## WHAT YOU ARE ASKED TO DO
Every record here needs to be written out again exactly.

## EXTRACTED MATERIAL
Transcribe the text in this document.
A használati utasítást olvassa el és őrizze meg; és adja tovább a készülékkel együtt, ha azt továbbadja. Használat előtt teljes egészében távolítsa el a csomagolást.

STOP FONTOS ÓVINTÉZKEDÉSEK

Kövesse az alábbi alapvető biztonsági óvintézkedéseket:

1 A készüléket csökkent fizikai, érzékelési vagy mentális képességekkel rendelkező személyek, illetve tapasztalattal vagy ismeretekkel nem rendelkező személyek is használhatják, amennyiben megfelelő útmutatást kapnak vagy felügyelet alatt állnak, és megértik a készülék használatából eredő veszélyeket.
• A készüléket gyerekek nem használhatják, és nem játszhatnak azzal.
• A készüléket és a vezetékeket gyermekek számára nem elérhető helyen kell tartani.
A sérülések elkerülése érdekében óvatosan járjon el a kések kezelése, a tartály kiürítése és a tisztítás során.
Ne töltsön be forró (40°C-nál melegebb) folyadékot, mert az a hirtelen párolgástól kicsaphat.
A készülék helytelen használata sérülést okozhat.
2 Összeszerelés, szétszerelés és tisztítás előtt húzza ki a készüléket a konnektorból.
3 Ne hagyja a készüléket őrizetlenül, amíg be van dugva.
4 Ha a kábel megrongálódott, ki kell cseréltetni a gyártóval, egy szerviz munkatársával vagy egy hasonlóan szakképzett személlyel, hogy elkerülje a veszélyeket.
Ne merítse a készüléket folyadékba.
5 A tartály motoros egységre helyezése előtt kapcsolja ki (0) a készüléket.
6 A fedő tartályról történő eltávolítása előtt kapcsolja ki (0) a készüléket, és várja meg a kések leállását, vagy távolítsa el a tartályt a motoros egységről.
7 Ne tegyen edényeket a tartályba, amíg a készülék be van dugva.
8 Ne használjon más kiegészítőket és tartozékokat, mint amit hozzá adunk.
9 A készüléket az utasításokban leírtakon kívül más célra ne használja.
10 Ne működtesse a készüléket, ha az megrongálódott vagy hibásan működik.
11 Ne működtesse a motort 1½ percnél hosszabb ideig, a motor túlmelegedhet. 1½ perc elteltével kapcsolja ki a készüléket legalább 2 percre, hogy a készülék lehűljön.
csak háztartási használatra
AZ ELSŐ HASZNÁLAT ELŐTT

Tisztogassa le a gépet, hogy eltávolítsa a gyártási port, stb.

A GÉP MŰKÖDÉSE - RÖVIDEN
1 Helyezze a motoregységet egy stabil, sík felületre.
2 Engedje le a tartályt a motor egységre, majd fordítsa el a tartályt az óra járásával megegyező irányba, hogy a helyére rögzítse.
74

## EXERCISE SOLUTION
Transcribe the text in this document.
A használati utasítást olvassa el és őrizze meg; és adja tovább a készülékkel együtt, ha azt továbbadja. Használat előtt teljes egészében távolítsa el a csomagolást.

STOP FONTOS ÓVINTÉZKEDÉSEK

Kövesse az alábbi alapvető biztonsági óvintézkedéseket:

1 A készüléket csökkent fizikai, érzékelési vagy mentális képességekkel rendelkező személyek, illetve tapasztalattal vagy ismeretekkel nem rendelkező személyek is használhatják, amennyiben megfelelő útmutatást kapnak vagy felügyelet alatt állnak, és megértik a készülék használatából eredő veszélyeket.
• A készüléket gyerekek nem használhatják, és nem játszhatnak azzal.
• A készüléket és a vezetékeket gyermekek számára nem elérhető helyen kell tartani.
A sérülések elkerülése érdekében óvatosan járjon el a kések kezelése, a tartály kiürítése és a tisztítás során.
Ne töltsön be forró (40°C-nál melegebb) folyadékot, mert az a hirtelen párolgástól kicsaphat.
A készülék helytelen használata sérülést okozhat.
2 Összeszerelés, szétszerelés és tisztítás előtt húzza ki a készüléket a konnektorból.
3 Ne hagyja a készüléket őrizetlenül, amíg be van dugva.
4 Ha a kábel megrongálódott, ki kell cseréltetni a gyártóval, egy szerviz munkatársával vagy egy hasonlóan szakképzett személlyel, hogy elkerülje a veszélyeket.
Ne merítse a készüléket folyadékba.
5 A tartály motoros egységre helyezése előtt kapcsolja ki (0) a készüléket.
6 A fedő tartályról történő eltávolítása előtt kapcsolja ki (0) a készüléket, és várja meg a kések leállását, vagy távolítsa el a tartályt a motoros egységről.
7 Ne tegyen edényeket a tartályba, amíg a készülék be van dugva.
8 Ne használjon más kiegészítőket és tartozékokat, mint amit hozzá adunk.
9 A készüléket az utasításokban leírtakon kívül más célra ne használja.
10 Ne működtesse a készüléket, ha az megrongálódott vagy hibásan működik.
11 Ne működtesse a motort 1½ percnél hosszabb ideig, a motor túlmelegedhet. 1½ perc elteltével kapcsolja ki a készüléket legalább 2 percre, hogy a készülék lehűljön.
csak háztartási használatra
AZ ELSŐ HASZNÁLAT ELŐTT

Tisztogassa le a gépet, hogy eltávolítsa a gyártási port, stb.

A GÉP MŰKÖDÉSE - RÖVIDEN
1 Helyezze a motoregységet egy stabil, sík felületre.
2 Engedje le a tartályt a motor egységre, majd fordítsa el a tartályt az óra járásával megegyező irányba, hogy a helyére rögzítse.
74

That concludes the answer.